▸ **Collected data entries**
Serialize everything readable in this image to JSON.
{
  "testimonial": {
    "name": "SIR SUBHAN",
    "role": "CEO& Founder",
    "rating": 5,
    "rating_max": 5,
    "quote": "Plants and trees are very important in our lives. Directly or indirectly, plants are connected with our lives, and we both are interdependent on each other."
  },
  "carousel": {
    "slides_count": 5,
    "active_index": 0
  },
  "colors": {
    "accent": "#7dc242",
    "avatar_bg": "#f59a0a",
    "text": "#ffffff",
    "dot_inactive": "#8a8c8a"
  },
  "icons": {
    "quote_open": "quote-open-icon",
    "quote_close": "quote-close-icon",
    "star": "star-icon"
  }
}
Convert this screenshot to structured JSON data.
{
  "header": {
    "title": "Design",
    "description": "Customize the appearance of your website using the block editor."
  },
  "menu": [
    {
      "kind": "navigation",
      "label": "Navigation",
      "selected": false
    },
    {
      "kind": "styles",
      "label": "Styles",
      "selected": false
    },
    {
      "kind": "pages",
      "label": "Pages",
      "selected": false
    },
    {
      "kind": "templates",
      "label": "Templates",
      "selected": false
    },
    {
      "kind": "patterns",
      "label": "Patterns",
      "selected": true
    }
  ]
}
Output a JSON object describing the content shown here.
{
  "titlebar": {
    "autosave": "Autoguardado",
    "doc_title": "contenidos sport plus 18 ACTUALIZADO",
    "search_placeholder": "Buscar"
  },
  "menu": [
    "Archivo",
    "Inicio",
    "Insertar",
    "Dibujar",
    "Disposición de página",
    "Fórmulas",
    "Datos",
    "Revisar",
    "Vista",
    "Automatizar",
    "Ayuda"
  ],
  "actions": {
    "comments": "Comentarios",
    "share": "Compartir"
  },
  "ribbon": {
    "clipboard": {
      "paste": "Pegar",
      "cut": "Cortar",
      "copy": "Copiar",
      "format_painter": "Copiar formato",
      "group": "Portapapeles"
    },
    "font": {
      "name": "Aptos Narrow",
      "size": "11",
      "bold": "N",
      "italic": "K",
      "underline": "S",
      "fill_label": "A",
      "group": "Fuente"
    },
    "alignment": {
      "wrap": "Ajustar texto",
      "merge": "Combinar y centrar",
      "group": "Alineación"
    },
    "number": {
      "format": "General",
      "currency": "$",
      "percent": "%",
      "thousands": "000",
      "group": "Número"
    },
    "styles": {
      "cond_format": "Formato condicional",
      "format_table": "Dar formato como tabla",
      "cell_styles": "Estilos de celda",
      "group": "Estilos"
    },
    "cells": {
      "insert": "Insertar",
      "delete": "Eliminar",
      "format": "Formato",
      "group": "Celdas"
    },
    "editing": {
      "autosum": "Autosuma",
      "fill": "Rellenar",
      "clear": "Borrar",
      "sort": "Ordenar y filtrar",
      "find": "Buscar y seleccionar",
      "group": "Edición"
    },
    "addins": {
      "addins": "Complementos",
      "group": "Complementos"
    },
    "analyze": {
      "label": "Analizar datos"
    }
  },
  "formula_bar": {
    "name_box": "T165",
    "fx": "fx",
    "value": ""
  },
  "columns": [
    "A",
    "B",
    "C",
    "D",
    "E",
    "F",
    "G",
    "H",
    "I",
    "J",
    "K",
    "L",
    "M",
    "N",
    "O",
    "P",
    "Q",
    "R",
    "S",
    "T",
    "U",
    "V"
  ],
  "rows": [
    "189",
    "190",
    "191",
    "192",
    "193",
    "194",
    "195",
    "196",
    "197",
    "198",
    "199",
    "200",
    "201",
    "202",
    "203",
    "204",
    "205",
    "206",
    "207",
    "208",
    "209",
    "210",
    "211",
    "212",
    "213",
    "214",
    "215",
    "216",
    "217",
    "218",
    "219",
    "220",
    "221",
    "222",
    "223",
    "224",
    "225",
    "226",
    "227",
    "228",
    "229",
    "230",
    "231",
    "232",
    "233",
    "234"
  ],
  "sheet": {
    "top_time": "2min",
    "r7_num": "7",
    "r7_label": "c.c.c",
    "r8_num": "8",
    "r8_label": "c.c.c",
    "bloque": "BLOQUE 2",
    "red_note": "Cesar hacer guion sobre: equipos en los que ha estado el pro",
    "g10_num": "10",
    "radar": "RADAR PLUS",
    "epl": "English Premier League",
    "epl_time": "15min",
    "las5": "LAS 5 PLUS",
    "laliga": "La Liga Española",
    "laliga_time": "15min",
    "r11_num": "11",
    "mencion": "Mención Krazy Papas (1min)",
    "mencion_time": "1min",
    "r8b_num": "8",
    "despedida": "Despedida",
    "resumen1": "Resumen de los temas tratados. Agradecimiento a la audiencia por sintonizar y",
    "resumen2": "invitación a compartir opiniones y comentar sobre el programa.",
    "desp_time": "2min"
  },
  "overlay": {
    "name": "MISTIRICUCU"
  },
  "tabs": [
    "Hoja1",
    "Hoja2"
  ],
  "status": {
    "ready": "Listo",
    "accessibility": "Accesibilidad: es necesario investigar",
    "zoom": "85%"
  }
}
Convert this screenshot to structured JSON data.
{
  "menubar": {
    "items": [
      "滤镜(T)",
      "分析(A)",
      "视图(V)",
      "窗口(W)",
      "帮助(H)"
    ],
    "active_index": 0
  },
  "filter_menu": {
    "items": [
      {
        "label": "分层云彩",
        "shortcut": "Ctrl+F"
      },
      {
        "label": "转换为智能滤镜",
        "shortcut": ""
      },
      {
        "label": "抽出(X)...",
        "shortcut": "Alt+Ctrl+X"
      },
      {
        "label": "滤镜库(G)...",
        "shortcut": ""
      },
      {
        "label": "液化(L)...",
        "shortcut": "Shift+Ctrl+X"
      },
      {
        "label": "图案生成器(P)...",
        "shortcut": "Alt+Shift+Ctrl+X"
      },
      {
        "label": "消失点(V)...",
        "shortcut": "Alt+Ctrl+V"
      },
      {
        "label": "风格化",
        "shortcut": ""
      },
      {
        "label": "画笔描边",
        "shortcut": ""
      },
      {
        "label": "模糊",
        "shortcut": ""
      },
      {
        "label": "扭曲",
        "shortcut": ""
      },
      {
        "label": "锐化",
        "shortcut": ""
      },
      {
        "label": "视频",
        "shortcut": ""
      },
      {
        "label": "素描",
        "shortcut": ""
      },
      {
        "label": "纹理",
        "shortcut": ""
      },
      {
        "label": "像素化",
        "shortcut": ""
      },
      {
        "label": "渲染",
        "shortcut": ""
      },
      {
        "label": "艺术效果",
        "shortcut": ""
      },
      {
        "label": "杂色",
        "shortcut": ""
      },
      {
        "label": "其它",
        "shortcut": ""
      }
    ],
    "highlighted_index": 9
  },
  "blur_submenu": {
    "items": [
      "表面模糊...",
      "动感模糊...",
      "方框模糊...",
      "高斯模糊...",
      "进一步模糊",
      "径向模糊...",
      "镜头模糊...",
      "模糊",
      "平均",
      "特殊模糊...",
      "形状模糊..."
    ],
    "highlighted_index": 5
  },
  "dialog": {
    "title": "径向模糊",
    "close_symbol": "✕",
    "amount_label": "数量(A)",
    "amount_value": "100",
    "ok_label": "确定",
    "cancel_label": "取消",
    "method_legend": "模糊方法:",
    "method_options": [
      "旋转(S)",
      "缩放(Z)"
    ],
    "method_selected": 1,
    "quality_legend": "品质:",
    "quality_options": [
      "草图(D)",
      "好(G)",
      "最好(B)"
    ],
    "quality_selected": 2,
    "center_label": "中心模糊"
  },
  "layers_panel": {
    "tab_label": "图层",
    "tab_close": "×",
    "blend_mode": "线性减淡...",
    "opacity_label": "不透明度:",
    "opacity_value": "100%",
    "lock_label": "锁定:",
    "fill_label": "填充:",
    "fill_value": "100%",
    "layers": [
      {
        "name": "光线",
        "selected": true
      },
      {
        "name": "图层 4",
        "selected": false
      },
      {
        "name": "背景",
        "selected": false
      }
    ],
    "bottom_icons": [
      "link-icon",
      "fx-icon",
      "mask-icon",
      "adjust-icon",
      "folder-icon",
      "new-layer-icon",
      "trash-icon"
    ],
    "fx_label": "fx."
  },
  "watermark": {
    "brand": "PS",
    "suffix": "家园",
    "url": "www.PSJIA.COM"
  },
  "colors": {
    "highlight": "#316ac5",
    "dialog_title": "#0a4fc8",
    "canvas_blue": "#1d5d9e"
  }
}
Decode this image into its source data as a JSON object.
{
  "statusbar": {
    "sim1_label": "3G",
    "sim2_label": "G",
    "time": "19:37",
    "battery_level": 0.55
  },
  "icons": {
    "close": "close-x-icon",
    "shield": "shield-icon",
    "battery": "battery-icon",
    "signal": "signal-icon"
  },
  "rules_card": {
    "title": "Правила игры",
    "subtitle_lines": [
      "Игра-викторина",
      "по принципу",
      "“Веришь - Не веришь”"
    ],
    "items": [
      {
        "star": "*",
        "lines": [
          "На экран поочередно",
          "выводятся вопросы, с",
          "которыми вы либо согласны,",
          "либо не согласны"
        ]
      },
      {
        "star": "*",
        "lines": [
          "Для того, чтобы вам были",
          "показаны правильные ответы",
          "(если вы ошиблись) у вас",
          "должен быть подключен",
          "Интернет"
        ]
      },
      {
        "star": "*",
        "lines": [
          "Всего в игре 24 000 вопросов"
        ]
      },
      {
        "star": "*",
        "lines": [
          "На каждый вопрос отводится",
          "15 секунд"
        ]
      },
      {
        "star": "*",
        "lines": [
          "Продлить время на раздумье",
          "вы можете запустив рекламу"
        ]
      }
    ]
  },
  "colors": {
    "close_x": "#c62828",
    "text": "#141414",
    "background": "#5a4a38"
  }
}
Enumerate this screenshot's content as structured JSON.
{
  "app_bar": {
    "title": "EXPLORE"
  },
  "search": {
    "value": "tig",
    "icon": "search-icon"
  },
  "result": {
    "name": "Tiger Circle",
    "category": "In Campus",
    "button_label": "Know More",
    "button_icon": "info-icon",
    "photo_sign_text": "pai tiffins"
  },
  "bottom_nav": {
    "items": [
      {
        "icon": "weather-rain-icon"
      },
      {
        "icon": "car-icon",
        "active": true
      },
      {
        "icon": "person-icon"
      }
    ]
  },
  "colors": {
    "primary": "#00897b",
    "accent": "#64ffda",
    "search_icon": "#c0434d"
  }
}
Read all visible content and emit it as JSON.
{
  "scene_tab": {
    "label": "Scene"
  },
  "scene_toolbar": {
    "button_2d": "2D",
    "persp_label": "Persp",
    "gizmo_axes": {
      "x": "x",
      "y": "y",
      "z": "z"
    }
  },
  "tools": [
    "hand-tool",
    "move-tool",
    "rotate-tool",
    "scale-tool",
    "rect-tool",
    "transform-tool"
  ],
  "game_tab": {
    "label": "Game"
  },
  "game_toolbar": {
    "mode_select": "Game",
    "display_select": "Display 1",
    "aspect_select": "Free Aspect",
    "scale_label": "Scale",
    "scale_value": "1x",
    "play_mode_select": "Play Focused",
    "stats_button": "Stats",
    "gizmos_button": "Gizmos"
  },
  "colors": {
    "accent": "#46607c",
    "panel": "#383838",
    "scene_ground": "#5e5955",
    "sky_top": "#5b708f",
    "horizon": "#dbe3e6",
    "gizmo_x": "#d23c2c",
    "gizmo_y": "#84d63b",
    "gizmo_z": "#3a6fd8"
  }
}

▸ **What is expected**
What is the number of lines holding the word "Copiar"? State it alone.

▸ **Expected answer**
2